[BEGIN RECORDS SHOWN]

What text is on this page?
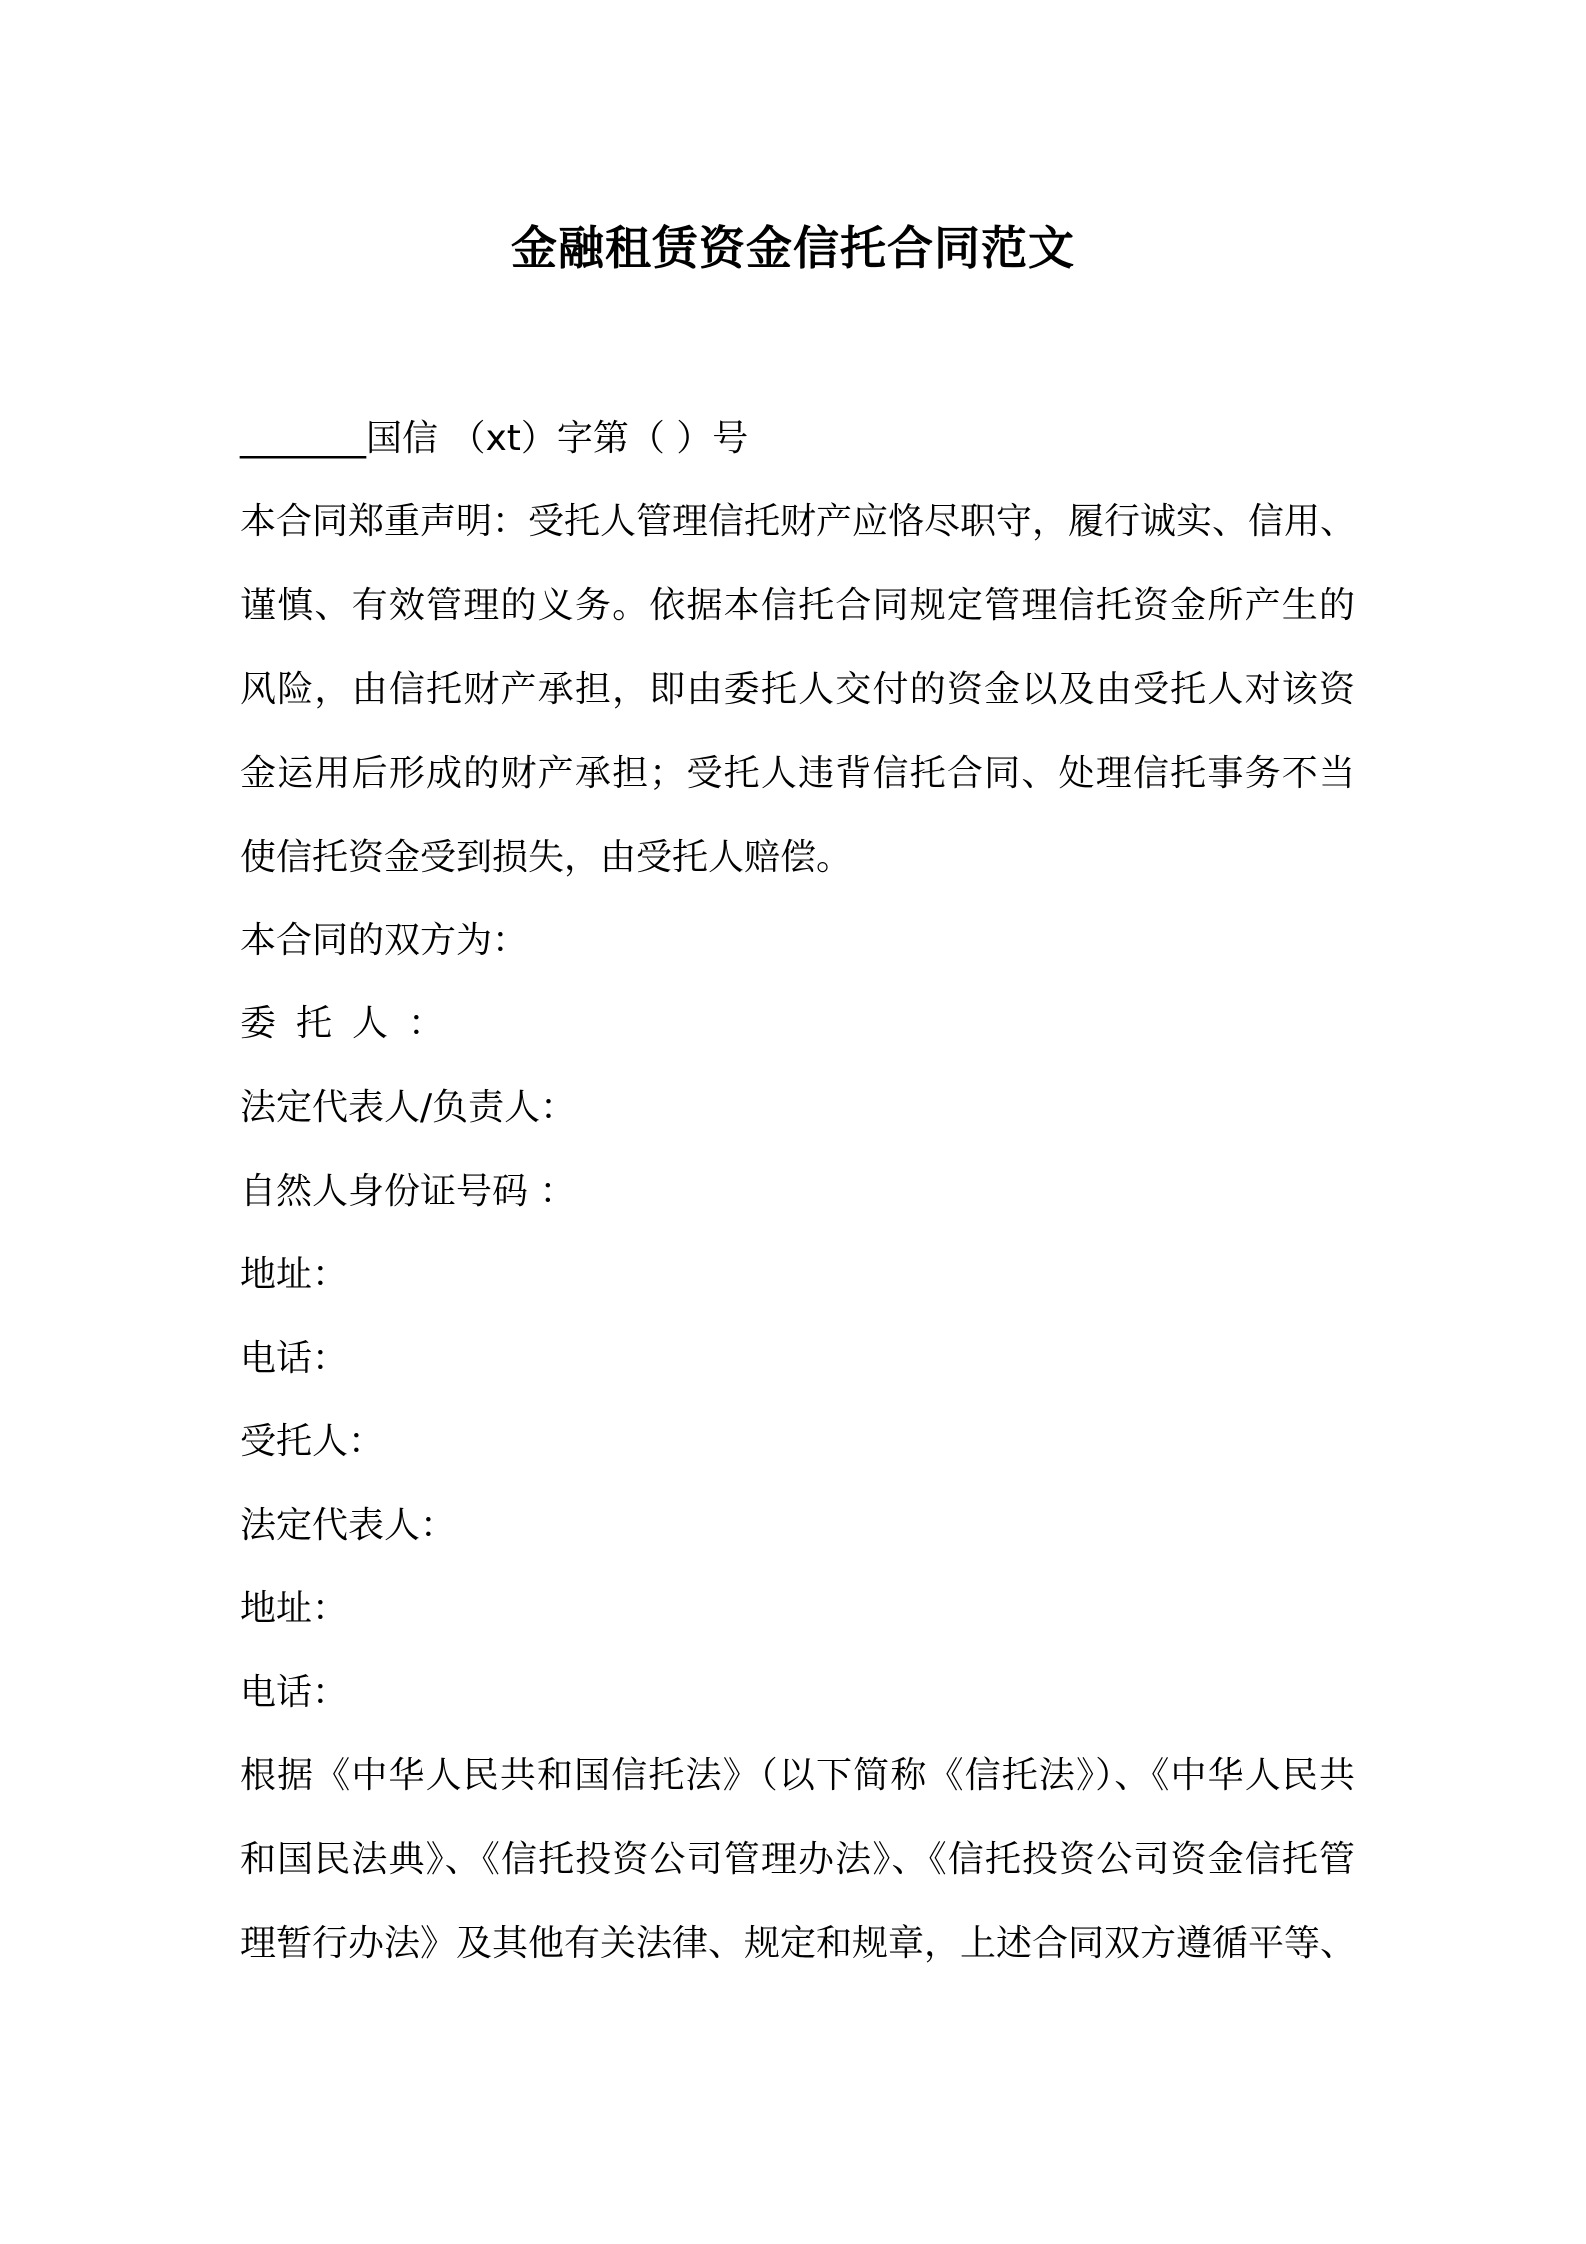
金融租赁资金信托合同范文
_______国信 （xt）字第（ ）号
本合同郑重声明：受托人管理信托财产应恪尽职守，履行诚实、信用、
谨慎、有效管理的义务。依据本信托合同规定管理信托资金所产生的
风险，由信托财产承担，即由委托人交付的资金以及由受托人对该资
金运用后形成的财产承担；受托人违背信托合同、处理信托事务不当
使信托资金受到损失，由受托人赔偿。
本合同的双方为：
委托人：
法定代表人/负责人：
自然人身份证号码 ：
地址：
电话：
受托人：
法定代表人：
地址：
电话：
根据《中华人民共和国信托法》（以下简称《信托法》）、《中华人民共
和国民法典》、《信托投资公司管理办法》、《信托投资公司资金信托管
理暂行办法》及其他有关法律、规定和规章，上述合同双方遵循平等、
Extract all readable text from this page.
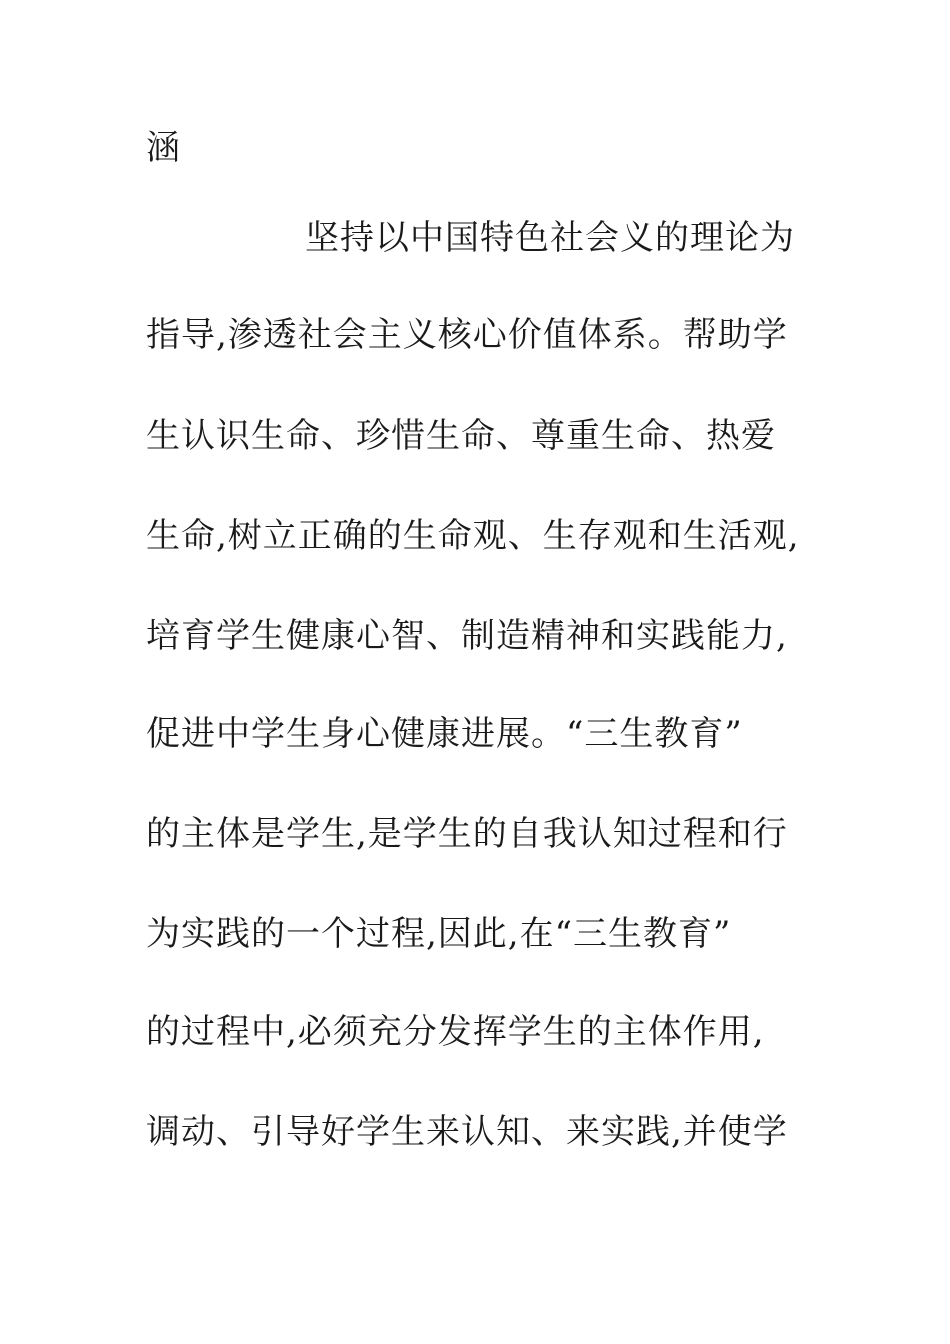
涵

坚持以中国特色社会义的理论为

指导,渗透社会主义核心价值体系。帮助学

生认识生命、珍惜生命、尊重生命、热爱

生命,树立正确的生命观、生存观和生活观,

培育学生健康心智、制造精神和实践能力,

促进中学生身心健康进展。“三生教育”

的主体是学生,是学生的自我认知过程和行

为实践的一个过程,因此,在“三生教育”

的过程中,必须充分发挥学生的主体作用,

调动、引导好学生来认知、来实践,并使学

[END RECORDS SHOWN]

→ **SET TASK**
Write the records out again in full, exactly, and skip every picture.

→ **COMPLETE OUTPUT**
What text is on this page?
金融租赁资金信托合同范文
_______国信 （xt）字第（ ）号
本合同郑重声明：受托人管理信托财产应恪尽职守，履行诚实、信用、
谨慎、有效管理的义务。依据本信托合同规定管理信托资金所产生的
风险，由信托财产承担，即由委托人交付的资金以及由受托人对该资
金运用后形成的财产承担；受托人违背信托合同、处理信托事务不当
使信托资金受到损失，由受托人赔偿。
本合同的双方为：
委托人：
法定代表人/负责人：
自然人身份证号码 ：
地址：
电话：
受托人：
法定代表人：
地址：
电话：
根据《中华人民共和国信托法》（以下简称《信托法》）、《中华人民共
和国民法典》、《信托投资公司管理办法》、《信托投资公司资金信托管
理暂行办法》及其他有关法律、规定和规章，上述合同双方遵循平等、
Extract all readable text from this page.
涵

坚持以中国特色社会义的理论为

指导,渗透社会主义核心价值体系。帮助学

生认识生命、珍惜生命、尊重生命、热爱

生命,树立正确的生命观、生存观和生活观,

培育学生健康心智、制造精神和实践能力,

促进中学生身心健康进展。“三生教育”

的主体是学生,是学生的自我认知过程和行

为实践的一个过程,因此,在“三生教育”

的过程中,必须充分发挥学生的主体作用,

调动、引导好学生来认知、来实践,并使学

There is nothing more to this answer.